[PROVIDED RECORDS Boundary: Start]

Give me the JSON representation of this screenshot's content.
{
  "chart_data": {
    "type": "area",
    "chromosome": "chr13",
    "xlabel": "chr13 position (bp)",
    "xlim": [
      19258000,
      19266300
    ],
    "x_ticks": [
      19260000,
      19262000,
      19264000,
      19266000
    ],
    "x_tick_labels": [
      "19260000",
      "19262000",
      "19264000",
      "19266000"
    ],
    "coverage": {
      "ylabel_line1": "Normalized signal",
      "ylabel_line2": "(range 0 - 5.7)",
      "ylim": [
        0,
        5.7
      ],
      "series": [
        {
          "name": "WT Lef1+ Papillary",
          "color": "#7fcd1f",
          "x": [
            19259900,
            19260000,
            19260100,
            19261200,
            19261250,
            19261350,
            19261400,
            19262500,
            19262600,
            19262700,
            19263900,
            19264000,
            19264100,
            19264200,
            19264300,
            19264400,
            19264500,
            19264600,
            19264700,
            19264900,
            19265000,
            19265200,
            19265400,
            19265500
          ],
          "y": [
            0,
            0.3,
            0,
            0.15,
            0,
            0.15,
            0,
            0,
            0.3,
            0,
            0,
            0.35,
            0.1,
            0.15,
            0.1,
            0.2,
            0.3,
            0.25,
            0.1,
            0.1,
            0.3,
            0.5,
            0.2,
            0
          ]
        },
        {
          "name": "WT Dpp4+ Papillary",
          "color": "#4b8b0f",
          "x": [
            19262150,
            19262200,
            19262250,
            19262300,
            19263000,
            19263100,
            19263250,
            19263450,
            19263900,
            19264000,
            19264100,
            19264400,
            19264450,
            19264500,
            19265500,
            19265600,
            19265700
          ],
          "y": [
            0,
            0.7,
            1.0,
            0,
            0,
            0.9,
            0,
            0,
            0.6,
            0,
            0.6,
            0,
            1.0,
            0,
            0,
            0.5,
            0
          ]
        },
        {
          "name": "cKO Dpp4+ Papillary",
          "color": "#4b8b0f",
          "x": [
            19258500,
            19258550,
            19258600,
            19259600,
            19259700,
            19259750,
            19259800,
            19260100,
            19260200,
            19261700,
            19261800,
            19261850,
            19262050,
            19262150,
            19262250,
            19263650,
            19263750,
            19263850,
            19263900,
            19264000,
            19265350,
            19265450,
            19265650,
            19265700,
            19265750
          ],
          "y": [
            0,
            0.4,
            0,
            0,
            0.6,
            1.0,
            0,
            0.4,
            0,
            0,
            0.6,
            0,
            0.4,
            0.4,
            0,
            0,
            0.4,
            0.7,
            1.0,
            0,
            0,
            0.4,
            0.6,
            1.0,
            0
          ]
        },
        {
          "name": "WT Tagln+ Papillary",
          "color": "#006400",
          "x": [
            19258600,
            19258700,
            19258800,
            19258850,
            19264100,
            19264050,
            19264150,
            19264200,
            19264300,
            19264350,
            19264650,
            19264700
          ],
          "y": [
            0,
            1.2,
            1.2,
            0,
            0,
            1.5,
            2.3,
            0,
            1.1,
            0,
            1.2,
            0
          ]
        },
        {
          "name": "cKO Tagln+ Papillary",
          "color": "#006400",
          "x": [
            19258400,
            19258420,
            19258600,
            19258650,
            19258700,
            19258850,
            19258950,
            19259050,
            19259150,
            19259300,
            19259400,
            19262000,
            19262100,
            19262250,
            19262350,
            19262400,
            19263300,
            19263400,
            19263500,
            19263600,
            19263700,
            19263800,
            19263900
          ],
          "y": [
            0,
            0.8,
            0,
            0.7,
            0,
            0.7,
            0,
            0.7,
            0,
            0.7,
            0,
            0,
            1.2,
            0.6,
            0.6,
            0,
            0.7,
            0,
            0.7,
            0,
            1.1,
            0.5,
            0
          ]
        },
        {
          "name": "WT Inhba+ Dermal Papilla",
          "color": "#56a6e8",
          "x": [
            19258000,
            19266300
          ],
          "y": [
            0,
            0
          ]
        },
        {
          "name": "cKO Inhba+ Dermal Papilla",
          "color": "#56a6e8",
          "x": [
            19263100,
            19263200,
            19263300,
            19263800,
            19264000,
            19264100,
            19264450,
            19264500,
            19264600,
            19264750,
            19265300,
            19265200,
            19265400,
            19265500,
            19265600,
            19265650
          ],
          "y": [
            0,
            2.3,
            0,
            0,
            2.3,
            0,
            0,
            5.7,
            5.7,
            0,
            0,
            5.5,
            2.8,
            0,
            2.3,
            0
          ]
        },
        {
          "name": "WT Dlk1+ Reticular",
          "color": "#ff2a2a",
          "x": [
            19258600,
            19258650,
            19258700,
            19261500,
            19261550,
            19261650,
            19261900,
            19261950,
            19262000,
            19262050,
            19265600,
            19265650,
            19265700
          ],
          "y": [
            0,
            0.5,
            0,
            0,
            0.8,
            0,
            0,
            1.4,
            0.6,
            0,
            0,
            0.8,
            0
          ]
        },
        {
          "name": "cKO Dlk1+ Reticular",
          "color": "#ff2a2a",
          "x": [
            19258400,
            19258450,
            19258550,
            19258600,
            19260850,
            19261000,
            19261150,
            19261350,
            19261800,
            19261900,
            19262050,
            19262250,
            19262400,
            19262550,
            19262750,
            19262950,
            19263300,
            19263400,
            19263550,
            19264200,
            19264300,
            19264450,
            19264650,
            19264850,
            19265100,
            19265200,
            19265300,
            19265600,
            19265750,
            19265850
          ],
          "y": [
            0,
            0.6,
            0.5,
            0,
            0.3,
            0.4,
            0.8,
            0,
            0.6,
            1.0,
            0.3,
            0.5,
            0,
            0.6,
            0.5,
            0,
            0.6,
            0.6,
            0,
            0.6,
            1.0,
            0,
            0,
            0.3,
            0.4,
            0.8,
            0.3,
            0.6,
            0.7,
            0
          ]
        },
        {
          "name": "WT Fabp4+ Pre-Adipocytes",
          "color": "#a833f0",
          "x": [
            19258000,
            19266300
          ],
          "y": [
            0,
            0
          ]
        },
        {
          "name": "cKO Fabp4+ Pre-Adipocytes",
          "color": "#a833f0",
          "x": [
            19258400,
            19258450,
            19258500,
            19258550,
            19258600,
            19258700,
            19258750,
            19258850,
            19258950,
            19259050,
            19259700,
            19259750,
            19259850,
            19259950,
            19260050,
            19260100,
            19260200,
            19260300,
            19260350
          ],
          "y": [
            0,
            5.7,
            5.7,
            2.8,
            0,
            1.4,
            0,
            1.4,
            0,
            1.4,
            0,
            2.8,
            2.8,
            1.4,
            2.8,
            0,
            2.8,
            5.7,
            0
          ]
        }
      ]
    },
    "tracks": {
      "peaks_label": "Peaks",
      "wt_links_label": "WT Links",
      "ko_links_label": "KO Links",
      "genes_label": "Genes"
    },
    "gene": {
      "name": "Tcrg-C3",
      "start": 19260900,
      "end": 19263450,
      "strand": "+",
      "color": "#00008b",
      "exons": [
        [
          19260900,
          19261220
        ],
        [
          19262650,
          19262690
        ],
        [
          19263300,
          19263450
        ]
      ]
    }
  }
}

[PROVIDED RECORDS Boundary: End]

Down to the last line, restate the records exactly.

OUTPUT FOR THIS TASK.
Give me the JSON representation of this screenshot's content.
{
  "chart_data": {
    "type": "area",
    "chromosome": "chr13",
    "xlabel": "chr13 position (bp)",
    "xlim": [
      19258000,
      19266300
    ],
    "x_ticks": [
      19260000,
      19262000,
      19264000,
      19266000
    ],
    "x_tick_labels": [
      "19260000",
      "19262000",
      "19264000",
      "19266000"
    ],
    "coverage": {
      "ylabel_line1": "Normalized signal",
      "ylabel_line2": "(range 0 - 5.7)",
      "ylim": [
        0,
        5.7
      ],
      "series": [
        {
          "name": "WT Lef1+ Papillary",
          "color": "#7fcd1f",
          "x": [
            19259900,
            19260000,
            19260100,
            19261200,
            19261250,
            19261350,
            19261400,
            19262500,
            19262600,
            19262700,
            19263900,
            19264000,
            19264100,
            19264200,
            19264300,
            19264400,
            19264500,
            19264600,
            19264700,
            19264900,
            19265000,
            19265200,
            19265400,
            19265500
          ],
          "y": [
            0,
            0.3,
            0,
            0.15,
            0,
            0.15,
            0,
            0,
            0.3,
            0,
            0,
            0.35,
            0.1,
            0.15,
            0.1,
            0.2,
            0.3,
            0.25,
            0.1,
            0.1,
            0.3,
            0.5,
            0.2,
            0
          ]
        },
        {
          "name": "WT Dpp4+ Papillary",
          "color": "#4b8b0f",
          "x": [
            19262150,
            19262200,
            19262250,
            19262300,
            19263000,
            19263100,
            19263250,
            19263450,
            19263900,
            19264000,
            19264100,
            19264400,
            19264450,
            19264500,
            19265500,
            19265600,
            19265700
          ],
          "y": [
            0,
            0.7,
            1.0,
            0,
            0,
            0.9,
            0,
            0,
            0.6,
            0,
            0.6,
            0,
            1.0,
            0,
            0,
            0.5,
            0
          ]
        },
        {
          "name": "cKO Dpp4+ Papillary",
          "color": "#4b8b0f",
          "x": [
            19258500,
            19258550,
            19258600,
            19259600,
            19259700,
            19259750,
            19259800,
            19260100,
            19260200,
            19261700,
            19261800,
            19261850,
            19262050,
            19262150,
            19262250,
            19263650,
            19263750,
            19263850,
            19263900,
            19264000,
            19265350,
            19265450,
            19265650,
            19265700,
            19265750
          ],
          "y": [
            0,
            0.4,
            0,
            0,
            0.6,
            1.0,
            0,
            0.4,
            0,
            0,
            0.6,
            0,
            0.4,
            0.4,
            0,
            0,
            0.4,
            0.7,
            1.0,
            0,
            0,
            0.4,
            0.6,
            1.0,
            0
          ]
        },
        {
          "name": "WT Tagln+ Papillary",
          "color": "#006400",
          "x": [
            19258600,
            19258700,
            19258800,
            19258850,
            19264100,
            19264050,
            19264150,
            19264200,
            19264300,
            19264350,
            19264650,
            19264700
          ],
          "y": [
            0,
            1.2,
            1.2,
            0,
            0,
            1.5,
            2.3,
            0,
            1.1,
            0,
            1.2,
            0
          ]
        },
        {
          "name": "cKO Tagln+ Papillary",
          "color": "#006400",
          "x": [
            19258400,
            19258420,
            19258600,
            19258650,
            19258700,
            19258850,
            19258950,
            19259050,
            19259150,
            19259300,
            19259400,
            19262000,
            19262100,
            19262250,
            19262350,
            19262400,
            19263300,
            19263400,
            19263500,
            19263600,
            19263700,
            19263800,
            19263900
          ],
          "y": [
            0,
            0.8,
            0,
            0.7,
            0,
            0.7,
            0,
            0.7,
            0,
            0.7,
            0,
            0,
            1.2,
            0.6,
            0.6,
            0,
            0.7,
            0,
            0.7,
            0,
            1.1,
            0.5,
            0
          ]
        },
        {
          "name": "WT Inhba+ Dermal Papilla",
          "color": "#56a6e8",
          "x": [
            19258000,
            19266300
          ],
          "y": [
            0,
            0
          ]
        },
        {
          "name": "cKO Inhba+ Dermal Papilla",
          "color": "#56a6e8",
          "x": [
            19263100,
            19263200,
            19263300,
            19263800,
            19264000,
            19264100,
            19264450,
            19264500,
            19264600,
            19264750,
            19265300,
            19265200,
            19265400,
            19265500,
            19265600,
            19265650
          ],
          "y": [
            0,
            2.3,
            0,
            0,
            2.3,
            0,
            0,
            5.7,
            5.7,
            0,
            0,
            5.5,
            2.8,
            0,
            2.3,
            0
          ]
        },
        {
          "name": "WT Dlk1+ Reticular",
          "color": "#ff2a2a",
          "x": [
            19258600,
            19258650,
            19258700,
            19261500,
            19261550,
            19261650,
            19261900,
            19261950,
            19262000,
            19262050,
            19265600,
            19265650,
            19265700
          ],
          "y": [
            0,
            0.5,
            0,
            0,
            0.8,
            0,
            0,
            1.4,
            0.6,
            0,
            0,
            0.8,
            0
          ]
        },
        {
          "name": "cKO Dlk1+ Reticular",
          "color": "#ff2a2a",
          "x": [
            19258400,
            19258450,
            19258550,
            19258600,
            19260850,
            19261000,
            19261150,
            19261350,
            19261800,
            19261900,
            19262050,
            19262250,
            19262400,
            19262550,
            19262750,
            19262950,
            19263300,
            19263400,
            19263550,
            19264200,
            19264300,
            19264450,
            19264650,
            19264850,
            19265100,
            19265200,
            19265300,
            19265600,
            19265750,
            19265850
          ],
          "y": [
            0,
            0.6,
            0.5,
            0,
            0.3,
            0.4,
            0.8,
            0,
            0.6,
            1.0,
            0.3,
            0.5,
            0,
            0.6,
            0.5,
            0,
            0.6,
            0.6,
            0,
            0.6,
            1.0,
            0,
            0,
            0.3,
            0.4,
            0.8,
            0.3,
            0.6,
            0.7,
            0
          ]
        },
        {
          "name": "WT Fabp4+ Pre-Adipocytes",
          "color": "#a833f0",
          "x": [
            19258000,
            19266300
          ],
          "y": [
            0,
            0
          ]
        },
        {
          "name": "cKO Fabp4+ Pre-Adipocytes",
          "color": "#a833f0",
          "x": [
            19258400,
            19258450,
            19258500,
            19258550,
            19258600,
            19258700,
            19258750,
            19258850,
            19258950,
            19259050,
            19259700,
            19259750,
            19259850,
            19259950,
            19260050,
            19260100,
            19260200,
            19260300,
            19260350
          ],
          "y": [
            0,
            5.7,
            5.7,
            2.8,
            0,
            1.4,
            0,
            1.4,
            0,
            1.4,
            0,
            2.8,
            2.8,
            1.4,
            2.8,
            0,
            2.8,
            5.7,
            0
          ]
        }
      ]
    },
    "tracks": {
      "peaks_label": "Peaks",
      "wt_links_label": "WT Links",
      "ko_links_label": "KO Links",
      "genes_label": "Genes"
    },
    "gene": {
      "name": "Tcrg-C3",
      "start": 19260900,
      "end": 19263450,
      "strand": "+",
      "color": "#00008b",
      "exons": [
        [
          19260900,
          19261220
        ],
        [
          19262650,
          19262690
        ],
        [
          19263300,
          19263450
        ]
      ]
    }
  }
}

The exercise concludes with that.